| Description of the task |
Repeat the records below exactly as they appear.

[Stored data entries]
※ ※ ※

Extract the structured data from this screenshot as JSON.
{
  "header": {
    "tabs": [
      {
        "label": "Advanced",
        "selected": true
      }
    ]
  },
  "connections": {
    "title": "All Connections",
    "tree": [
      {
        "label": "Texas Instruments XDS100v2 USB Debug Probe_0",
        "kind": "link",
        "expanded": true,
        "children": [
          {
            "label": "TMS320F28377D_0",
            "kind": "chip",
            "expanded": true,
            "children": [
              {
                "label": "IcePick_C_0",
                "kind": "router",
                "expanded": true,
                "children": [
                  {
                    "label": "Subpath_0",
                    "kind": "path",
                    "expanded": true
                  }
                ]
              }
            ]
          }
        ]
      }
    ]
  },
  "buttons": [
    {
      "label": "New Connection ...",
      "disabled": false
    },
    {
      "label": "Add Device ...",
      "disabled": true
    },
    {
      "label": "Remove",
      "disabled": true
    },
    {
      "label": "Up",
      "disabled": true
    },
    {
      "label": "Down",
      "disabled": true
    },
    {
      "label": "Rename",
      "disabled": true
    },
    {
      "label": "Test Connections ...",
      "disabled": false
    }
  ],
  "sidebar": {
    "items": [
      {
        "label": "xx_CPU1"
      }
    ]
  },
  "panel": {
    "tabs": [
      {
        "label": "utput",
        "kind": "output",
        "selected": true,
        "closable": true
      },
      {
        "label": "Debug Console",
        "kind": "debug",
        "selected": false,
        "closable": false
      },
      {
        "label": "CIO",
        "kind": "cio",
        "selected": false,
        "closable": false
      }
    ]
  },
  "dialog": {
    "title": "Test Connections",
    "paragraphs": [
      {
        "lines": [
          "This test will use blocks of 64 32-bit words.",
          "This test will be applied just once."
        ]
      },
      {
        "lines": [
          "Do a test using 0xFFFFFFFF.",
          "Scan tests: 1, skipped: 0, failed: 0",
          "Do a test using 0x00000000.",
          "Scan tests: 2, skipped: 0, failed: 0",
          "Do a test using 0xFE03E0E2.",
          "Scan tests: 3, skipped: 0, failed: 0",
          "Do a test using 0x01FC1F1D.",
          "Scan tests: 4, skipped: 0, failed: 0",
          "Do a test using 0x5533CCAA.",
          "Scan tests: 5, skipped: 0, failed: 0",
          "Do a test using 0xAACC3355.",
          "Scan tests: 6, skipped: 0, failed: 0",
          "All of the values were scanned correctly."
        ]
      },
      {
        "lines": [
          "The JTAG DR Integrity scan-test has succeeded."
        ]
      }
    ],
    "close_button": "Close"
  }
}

※ ※ ※

| The completed task |
Extract the structured data from this screenshot as JSON.
{
  "header": {
    "tabs": [
      {
        "label": "Advanced",
        "selected": true
      }
    ]
  },
  "connections": {
    "title": "All Connections",
    "tree": [
      {
        "label": "Texas Instruments XDS100v2 USB Debug Probe_0",
        "kind": "link",
        "expanded": true,
        "children": [
          {
            "label": "TMS320F28377D_0",
            "kind": "chip",
            "expanded": true,
            "children": [
              {
                "label": "IcePick_C_0",
                "kind": "router",
                "expanded": true,
                "children": [
                  {
                    "label": "Subpath_0",
                    "kind": "path",
                    "expanded": true
                  }
                ]
              }
            ]
          }
        ]
      }
    ]
  },
  "buttons": [
    {
      "label": "New Connection ...",
      "disabled": false
    },
    {
      "label": "Add Device ...",
      "disabled": true
    },
    {
      "label": "Remove",
      "disabled": true
    },
    {
      "label": "Up",
      "disabled": true
    },
    {
      "label": "Down",
      "disabled": true
    },
    {
      "label": "Rename",
      "disabled": true
    },
    {
      "label": "Test Connections ...",
      "disabled": false
    }
  ],
  "sidebar": {
    "items": [
      {
        "label": "xx_CPU1"
      }
    ]
  },
  "panel": {
    "tabs": [
      {
        "label": "utput",
        "kind": "output",
        "selected": true,
        "closable": true
      },
      {
        "label": "Debug Console",
        "kind": "debug",
        "selected": false,
        "closable": false
      },
      {
        "label": "CIO",
        "kind": "cio",
        "selected": false,
        "closable": false
      }
    ]
  },
  "dialog": {
    "title": "Test Connections",
    "paragraphs": [
      {
        "lines": [
          "This test will use blocks of 64 32-bit words.",
          "This test will be applied just once."
        ]
      },
      {
        "lines": [
          "Do a test using 0xFFFFFFFF.",
          "Scan tests: 1, skipped: 0, failed: 0",
          "Do a test using 0x00000000.",
          "Scan tests: 2, skipped: 0, failed: 0",
          "Do a test using 0xFE03E0E2.",
          "Scan tests: 3, skipped: 0, failed: 0",
          "Do a test using 0x01FC1F1D.",
          "Scan tests: 4, skipped: 0, failed: 0",
          "Do a test using 0x5533CCAA.",
          "Scan tests: 5, skipped: 0, failed: 0",
          "Do a test using 0xAACC3355.",
          "Scan tests: 6, skipped: 0, failed: 0",
          "All of the values were scanned correctly."
        ]
      },
      {
        "lines": [
          "The JTAG DR Integrity scan-test has succeeded."
        ]
      }
    ],
    "close_button": "Close"
  }
}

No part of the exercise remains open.